EXERCISE INPUTS: Begin

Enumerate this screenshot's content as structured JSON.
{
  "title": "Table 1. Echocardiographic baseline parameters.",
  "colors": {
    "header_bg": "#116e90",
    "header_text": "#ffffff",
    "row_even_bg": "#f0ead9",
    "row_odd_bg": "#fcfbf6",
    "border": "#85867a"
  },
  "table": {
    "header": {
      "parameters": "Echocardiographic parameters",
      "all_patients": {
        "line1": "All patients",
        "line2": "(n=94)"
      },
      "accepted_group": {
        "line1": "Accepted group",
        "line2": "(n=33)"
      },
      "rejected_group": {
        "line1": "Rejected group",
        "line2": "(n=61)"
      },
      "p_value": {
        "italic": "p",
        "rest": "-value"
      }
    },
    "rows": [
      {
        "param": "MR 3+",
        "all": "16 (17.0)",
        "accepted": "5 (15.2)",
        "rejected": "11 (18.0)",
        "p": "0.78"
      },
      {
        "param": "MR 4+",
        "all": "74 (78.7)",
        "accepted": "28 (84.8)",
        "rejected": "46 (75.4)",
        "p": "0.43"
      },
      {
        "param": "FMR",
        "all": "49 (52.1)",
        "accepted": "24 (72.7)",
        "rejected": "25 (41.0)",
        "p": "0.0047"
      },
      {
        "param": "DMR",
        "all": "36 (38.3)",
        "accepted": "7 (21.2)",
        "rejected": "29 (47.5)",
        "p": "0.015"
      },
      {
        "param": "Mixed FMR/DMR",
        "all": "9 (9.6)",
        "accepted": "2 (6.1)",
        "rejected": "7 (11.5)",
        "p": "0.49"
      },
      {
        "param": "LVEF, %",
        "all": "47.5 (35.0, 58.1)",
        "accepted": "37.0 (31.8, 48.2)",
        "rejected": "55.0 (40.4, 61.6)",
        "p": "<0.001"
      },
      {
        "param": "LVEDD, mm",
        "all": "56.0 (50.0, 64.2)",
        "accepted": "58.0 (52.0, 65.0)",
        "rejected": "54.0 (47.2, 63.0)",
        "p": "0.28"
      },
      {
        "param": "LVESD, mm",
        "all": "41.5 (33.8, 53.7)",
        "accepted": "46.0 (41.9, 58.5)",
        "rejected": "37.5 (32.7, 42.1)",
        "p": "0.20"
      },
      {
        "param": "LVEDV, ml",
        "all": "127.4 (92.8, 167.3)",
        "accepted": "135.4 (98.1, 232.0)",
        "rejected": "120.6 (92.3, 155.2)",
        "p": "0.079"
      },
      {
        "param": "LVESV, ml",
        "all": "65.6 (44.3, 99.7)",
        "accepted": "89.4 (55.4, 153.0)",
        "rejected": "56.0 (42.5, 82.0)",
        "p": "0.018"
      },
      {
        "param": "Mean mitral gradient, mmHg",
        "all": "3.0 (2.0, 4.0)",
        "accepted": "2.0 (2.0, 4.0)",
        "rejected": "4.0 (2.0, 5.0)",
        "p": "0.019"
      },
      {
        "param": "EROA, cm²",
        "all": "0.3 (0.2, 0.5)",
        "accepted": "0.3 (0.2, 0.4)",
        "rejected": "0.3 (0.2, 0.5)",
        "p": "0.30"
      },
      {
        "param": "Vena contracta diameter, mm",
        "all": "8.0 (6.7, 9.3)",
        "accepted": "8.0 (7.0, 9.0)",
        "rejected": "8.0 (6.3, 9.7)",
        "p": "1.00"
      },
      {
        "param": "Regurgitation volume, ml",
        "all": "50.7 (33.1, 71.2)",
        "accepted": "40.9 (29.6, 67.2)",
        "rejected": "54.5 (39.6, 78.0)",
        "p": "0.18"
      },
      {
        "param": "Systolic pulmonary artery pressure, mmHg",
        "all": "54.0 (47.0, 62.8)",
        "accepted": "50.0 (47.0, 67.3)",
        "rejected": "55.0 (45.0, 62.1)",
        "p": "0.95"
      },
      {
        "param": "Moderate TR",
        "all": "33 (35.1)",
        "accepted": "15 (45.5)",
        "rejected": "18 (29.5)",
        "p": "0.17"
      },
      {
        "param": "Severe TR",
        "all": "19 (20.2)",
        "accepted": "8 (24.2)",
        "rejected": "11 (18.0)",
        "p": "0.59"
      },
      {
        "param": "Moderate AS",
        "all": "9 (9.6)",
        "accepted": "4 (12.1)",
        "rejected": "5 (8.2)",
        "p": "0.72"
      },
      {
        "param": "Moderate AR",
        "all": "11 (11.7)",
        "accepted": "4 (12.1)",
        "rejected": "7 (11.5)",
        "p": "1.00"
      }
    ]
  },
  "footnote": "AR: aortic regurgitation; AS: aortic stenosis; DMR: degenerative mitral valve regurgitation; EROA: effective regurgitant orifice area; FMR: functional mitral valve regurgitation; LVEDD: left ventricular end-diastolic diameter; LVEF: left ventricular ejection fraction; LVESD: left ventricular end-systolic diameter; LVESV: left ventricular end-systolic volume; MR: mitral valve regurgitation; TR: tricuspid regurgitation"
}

EXERCISE INPUTS: End
EXERCISE INPUTS: Begin

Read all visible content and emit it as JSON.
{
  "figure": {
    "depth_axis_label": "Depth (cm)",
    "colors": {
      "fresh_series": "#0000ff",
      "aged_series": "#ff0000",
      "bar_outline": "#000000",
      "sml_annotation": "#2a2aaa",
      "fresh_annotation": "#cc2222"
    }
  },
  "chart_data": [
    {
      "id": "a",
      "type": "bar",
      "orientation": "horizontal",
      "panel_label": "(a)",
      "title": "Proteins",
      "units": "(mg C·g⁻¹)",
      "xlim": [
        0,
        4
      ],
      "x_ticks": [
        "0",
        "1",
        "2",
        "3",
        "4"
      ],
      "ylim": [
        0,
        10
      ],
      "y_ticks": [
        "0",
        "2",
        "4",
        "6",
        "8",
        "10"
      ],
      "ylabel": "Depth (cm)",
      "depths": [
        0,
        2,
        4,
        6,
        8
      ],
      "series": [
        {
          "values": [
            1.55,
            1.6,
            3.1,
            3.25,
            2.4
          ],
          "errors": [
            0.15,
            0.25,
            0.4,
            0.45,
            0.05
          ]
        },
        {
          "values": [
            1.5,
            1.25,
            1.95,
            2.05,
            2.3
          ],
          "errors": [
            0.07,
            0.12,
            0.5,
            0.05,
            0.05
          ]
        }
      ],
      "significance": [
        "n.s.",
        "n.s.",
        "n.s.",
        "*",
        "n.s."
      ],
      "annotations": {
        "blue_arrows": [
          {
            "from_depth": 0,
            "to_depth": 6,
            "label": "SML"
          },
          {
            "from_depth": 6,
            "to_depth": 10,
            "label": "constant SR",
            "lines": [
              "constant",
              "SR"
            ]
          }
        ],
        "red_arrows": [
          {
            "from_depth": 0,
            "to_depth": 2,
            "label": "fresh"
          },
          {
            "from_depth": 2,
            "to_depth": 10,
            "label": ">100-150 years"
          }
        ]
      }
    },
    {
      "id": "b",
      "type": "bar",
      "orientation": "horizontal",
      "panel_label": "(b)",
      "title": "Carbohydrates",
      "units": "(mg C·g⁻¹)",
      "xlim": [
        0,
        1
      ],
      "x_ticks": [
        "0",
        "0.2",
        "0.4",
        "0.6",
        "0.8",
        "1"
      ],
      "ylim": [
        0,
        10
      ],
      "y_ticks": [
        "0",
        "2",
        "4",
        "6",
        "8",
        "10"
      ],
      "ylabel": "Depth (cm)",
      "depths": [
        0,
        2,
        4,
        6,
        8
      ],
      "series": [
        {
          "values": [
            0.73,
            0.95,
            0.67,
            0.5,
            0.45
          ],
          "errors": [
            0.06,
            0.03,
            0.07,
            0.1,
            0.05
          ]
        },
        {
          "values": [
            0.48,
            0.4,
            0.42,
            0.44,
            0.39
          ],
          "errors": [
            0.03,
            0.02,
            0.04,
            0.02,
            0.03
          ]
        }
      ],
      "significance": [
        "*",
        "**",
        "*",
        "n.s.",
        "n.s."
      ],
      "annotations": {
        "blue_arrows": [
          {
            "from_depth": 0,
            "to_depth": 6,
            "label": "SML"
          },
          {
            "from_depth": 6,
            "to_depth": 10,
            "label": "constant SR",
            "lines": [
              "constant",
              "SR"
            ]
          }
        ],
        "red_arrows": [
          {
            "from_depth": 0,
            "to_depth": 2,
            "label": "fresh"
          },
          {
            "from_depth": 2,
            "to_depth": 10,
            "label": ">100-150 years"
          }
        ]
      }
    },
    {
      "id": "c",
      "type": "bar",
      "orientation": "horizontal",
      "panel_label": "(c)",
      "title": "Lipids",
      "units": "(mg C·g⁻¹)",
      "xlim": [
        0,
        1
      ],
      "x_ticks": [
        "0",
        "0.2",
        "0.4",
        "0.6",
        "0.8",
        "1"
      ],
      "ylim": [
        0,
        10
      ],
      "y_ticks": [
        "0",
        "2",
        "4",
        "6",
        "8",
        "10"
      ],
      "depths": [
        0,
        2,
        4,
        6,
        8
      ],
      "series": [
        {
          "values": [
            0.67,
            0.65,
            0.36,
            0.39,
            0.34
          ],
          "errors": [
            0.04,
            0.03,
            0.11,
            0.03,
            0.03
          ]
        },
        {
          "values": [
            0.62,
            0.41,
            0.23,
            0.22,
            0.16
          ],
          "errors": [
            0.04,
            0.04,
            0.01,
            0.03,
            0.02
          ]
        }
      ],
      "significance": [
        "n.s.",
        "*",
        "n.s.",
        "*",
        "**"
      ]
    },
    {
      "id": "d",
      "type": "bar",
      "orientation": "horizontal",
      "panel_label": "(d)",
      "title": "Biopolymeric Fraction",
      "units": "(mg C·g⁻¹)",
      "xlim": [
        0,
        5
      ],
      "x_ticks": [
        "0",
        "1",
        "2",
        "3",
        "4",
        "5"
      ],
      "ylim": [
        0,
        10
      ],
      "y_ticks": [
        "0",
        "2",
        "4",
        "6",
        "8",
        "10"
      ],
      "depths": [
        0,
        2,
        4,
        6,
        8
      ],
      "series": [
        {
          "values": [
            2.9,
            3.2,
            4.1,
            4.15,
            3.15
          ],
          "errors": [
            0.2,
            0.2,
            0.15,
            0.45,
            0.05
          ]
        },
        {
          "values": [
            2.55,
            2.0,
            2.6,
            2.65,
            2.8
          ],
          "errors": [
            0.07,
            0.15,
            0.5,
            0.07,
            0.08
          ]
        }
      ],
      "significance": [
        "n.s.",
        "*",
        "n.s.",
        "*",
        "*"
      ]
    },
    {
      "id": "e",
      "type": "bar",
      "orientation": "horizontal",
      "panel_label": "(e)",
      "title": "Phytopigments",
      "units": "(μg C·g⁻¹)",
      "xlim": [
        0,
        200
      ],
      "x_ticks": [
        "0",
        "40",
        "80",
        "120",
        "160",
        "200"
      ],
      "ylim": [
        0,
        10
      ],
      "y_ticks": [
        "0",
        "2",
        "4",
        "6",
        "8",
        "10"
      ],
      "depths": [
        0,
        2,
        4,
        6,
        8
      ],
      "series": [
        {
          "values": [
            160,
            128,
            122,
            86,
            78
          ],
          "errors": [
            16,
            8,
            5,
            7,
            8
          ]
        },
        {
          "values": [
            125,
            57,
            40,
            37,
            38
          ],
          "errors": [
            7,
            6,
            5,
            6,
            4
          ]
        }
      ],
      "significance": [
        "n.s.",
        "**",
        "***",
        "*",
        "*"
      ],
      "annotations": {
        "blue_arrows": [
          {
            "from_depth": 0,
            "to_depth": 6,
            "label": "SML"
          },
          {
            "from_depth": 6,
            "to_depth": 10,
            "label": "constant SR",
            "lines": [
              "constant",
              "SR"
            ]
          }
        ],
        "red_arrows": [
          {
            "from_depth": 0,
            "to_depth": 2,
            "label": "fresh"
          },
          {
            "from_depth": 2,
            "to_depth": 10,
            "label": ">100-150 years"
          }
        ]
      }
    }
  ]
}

EXERCISE INPUTS: End

### EXERCISE
From the listing above, copy every line where the string "content" is found.

### RESPONSE
Enumerate this screenshot's content as structured JSON.
Read all visible content and emit it as JSON.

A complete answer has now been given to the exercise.